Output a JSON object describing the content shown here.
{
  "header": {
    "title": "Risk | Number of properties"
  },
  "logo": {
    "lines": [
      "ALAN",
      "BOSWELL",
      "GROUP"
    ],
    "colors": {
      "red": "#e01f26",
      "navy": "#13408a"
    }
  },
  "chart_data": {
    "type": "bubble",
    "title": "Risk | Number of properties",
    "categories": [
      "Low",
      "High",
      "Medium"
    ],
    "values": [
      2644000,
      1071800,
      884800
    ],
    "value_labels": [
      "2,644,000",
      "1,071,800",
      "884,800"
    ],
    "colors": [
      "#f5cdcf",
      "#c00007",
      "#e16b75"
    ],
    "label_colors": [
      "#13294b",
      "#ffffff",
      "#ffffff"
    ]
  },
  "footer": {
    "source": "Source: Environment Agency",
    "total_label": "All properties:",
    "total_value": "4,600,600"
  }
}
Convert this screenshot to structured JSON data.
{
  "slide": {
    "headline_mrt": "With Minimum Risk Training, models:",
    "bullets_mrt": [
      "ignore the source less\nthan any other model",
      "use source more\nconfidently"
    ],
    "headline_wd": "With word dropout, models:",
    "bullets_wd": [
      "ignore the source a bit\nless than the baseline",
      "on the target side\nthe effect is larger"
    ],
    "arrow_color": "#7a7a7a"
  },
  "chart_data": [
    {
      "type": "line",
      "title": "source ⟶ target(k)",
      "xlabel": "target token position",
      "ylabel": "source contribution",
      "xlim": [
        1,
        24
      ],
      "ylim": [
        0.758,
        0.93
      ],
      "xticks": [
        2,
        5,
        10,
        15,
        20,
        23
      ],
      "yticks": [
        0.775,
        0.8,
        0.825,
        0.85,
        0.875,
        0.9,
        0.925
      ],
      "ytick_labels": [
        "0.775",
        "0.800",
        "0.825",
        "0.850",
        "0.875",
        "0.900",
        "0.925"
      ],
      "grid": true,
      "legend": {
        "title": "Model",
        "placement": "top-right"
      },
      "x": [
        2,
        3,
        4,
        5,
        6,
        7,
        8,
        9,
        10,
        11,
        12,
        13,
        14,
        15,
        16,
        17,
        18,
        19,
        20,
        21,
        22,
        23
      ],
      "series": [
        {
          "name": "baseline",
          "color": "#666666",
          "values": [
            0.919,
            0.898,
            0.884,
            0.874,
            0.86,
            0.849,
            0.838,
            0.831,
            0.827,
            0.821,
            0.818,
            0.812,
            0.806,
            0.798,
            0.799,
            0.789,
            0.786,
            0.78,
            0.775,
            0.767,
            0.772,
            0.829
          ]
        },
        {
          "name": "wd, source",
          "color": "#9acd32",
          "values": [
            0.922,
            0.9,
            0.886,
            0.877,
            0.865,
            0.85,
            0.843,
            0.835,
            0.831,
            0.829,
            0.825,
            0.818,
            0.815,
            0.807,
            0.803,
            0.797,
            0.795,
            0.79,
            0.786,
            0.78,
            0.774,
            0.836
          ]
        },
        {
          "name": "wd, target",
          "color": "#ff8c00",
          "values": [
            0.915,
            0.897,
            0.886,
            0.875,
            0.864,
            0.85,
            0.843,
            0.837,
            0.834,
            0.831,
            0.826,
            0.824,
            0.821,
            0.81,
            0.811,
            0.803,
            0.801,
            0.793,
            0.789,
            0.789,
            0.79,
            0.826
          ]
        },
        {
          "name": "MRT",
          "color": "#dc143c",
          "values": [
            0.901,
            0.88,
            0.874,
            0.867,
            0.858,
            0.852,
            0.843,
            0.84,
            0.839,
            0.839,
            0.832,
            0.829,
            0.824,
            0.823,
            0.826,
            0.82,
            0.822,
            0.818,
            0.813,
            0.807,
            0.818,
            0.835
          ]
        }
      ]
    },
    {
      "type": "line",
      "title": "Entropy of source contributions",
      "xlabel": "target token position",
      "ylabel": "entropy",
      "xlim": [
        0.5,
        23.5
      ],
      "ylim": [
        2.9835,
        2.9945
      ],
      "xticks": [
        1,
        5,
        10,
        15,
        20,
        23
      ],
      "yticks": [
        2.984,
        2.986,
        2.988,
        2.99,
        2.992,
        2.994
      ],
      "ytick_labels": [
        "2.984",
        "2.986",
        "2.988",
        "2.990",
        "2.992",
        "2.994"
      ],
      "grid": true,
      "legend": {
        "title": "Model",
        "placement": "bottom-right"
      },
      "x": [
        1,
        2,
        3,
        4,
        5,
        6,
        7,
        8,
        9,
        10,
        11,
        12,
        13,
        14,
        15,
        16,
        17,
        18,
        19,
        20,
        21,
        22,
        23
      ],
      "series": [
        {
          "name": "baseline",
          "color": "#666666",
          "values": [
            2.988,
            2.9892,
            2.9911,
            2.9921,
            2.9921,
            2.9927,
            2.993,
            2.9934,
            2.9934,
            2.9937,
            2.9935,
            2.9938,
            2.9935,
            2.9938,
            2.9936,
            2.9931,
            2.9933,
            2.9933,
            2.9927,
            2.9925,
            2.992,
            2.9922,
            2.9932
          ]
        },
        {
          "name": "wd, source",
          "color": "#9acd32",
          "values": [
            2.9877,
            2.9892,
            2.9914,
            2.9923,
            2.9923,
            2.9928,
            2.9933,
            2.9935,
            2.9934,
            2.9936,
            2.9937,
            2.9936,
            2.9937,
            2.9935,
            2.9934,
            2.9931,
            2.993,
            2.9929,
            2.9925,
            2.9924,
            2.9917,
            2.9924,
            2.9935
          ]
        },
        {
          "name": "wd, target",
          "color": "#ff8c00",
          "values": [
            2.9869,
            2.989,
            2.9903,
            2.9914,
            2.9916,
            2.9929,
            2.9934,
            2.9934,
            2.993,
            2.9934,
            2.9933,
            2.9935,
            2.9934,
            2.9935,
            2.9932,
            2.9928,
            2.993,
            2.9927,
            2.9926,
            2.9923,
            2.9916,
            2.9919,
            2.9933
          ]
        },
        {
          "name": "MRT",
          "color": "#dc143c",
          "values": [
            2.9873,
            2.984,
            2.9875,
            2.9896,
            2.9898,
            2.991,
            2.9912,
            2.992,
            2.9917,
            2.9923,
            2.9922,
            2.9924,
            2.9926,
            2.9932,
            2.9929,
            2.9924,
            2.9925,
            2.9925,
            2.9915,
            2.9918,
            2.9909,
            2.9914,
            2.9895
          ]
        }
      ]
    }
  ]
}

▶ **Stated task**
Copy each line of the records above that carries the word "Number".

▶ **Result for this task**
    "title": "Risk | Number of properties"
    "title": "Risk | Number of properties",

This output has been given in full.